**OBJECTIVE**. Copy every line of the listing that holds the string "level".

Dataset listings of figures
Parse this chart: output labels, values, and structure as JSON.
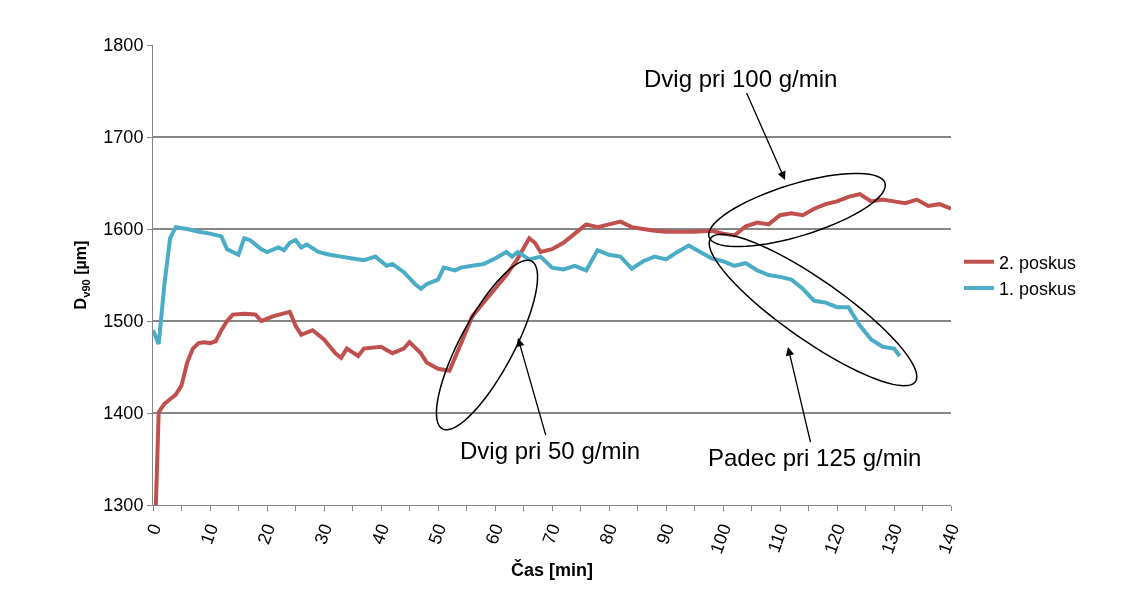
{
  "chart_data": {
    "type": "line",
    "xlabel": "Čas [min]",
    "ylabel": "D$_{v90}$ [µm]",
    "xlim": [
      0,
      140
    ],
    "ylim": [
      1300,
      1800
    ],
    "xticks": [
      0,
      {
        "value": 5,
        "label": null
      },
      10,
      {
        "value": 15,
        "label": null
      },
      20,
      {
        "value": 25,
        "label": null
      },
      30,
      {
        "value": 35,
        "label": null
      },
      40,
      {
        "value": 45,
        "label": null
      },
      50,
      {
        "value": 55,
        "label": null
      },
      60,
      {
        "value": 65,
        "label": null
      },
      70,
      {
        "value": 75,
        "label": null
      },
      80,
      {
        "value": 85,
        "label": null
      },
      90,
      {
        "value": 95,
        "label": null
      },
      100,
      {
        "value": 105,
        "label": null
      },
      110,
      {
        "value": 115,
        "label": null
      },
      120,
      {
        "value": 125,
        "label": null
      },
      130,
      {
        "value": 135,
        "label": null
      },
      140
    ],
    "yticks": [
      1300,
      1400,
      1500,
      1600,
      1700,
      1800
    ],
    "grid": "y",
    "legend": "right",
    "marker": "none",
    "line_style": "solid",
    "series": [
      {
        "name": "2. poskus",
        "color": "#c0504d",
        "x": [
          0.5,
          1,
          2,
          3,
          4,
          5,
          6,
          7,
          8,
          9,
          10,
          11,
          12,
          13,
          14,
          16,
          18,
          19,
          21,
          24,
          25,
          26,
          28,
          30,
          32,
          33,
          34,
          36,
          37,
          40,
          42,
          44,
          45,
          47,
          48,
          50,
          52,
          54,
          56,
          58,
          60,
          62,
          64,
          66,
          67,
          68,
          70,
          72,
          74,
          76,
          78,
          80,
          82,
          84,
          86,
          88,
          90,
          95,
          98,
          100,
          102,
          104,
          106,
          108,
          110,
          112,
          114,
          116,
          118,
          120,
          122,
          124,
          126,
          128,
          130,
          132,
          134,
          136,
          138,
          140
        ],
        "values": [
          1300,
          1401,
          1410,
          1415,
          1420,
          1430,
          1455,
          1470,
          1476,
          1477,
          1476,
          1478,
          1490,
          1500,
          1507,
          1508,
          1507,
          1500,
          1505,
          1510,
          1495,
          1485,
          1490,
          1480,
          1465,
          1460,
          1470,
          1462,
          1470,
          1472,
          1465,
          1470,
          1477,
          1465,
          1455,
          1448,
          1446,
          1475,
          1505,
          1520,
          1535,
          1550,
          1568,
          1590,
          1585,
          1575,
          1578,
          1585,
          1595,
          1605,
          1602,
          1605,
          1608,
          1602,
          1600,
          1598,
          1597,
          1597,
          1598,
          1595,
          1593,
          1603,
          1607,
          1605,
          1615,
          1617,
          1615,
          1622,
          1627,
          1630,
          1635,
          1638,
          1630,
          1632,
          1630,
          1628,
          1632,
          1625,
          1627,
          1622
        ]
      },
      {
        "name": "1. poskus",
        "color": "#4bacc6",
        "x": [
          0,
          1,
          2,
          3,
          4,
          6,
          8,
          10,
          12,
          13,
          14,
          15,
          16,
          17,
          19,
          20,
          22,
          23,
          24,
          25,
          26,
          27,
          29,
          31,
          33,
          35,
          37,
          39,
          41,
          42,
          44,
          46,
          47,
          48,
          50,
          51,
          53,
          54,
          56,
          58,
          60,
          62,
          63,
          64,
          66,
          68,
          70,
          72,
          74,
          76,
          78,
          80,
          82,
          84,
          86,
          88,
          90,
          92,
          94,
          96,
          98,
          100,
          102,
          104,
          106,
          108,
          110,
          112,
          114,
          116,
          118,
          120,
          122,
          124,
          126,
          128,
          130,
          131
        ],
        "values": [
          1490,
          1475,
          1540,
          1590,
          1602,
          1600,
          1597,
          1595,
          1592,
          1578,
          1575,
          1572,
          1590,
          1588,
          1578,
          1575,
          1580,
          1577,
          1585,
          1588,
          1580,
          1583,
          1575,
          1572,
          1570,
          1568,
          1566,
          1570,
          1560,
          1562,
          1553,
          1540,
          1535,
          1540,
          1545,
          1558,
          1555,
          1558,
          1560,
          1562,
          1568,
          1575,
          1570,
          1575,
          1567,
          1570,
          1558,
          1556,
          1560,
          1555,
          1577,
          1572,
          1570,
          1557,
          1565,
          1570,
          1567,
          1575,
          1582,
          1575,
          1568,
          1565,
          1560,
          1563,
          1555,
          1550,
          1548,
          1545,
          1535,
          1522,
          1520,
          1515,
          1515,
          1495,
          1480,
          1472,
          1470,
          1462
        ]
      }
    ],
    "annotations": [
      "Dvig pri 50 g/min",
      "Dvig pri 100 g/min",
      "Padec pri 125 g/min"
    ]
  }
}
...
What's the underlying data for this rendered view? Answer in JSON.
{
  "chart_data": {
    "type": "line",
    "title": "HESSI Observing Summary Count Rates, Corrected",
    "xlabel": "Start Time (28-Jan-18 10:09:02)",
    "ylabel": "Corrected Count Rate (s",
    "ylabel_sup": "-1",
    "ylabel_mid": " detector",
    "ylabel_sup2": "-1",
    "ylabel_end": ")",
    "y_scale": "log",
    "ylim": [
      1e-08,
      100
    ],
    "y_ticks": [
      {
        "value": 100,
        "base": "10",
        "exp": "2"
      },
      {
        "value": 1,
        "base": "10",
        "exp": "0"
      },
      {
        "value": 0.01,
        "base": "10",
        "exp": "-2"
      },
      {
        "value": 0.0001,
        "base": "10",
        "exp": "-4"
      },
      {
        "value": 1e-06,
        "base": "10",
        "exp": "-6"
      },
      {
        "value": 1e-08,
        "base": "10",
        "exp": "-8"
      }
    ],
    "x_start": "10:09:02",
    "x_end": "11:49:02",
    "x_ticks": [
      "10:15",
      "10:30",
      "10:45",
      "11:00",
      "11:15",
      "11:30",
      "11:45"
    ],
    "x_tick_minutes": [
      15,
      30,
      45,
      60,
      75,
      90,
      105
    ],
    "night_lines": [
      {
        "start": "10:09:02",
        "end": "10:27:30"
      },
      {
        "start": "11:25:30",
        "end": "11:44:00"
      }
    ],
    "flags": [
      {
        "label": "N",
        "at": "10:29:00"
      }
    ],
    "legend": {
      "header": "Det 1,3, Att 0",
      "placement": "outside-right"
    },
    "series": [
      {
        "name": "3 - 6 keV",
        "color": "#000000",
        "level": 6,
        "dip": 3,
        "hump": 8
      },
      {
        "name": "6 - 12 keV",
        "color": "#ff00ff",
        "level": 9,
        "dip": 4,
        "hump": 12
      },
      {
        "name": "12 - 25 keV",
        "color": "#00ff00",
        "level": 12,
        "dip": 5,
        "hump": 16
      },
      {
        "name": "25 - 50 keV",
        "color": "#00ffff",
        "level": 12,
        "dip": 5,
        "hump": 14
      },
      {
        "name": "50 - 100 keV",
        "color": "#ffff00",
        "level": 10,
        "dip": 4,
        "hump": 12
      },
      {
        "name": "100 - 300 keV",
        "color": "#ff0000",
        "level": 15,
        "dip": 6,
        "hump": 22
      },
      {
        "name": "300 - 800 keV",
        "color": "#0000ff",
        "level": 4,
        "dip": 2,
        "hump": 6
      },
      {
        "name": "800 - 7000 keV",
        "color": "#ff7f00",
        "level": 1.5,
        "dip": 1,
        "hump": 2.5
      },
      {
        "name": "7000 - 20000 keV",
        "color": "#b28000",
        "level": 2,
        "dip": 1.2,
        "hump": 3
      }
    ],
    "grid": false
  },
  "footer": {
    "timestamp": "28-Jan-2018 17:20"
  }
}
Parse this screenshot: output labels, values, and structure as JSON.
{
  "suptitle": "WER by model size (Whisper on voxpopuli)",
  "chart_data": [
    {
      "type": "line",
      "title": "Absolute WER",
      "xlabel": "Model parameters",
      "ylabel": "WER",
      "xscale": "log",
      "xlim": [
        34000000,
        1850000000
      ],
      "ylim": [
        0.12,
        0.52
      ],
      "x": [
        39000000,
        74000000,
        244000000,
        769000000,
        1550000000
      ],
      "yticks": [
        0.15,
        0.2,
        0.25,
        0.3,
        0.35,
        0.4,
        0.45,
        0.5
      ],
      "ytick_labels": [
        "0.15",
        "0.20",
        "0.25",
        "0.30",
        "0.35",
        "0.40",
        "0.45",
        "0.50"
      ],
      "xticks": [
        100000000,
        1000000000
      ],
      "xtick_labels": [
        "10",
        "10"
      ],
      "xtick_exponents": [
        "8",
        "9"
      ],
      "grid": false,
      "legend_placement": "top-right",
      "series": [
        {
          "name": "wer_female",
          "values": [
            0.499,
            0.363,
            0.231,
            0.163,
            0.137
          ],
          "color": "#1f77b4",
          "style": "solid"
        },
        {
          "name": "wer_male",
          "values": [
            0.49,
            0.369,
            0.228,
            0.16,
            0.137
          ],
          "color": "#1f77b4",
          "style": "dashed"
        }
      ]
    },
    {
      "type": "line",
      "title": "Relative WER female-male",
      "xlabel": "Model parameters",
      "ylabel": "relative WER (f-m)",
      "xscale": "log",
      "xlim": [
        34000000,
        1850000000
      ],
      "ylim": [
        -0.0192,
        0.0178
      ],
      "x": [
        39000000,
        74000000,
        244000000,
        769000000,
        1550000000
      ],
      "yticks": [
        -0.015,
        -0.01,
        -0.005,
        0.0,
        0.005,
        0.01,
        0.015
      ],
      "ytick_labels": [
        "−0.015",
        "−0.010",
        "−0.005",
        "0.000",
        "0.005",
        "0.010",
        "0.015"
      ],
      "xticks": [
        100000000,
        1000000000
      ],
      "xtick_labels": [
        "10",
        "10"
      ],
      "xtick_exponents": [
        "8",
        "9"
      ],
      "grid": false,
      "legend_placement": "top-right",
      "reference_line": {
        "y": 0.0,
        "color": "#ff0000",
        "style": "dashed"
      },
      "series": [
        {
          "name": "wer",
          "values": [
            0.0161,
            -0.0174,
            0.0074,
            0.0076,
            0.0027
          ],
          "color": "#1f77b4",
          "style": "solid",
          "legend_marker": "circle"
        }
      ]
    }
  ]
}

**SOLUTION**.
        "level": 6,
        "level": 9,
        "level": 12,
        "level": 12,
        "level": 10,
        "level": 15,
        "level": 4,
        "level": 1.5,
        "level": 2,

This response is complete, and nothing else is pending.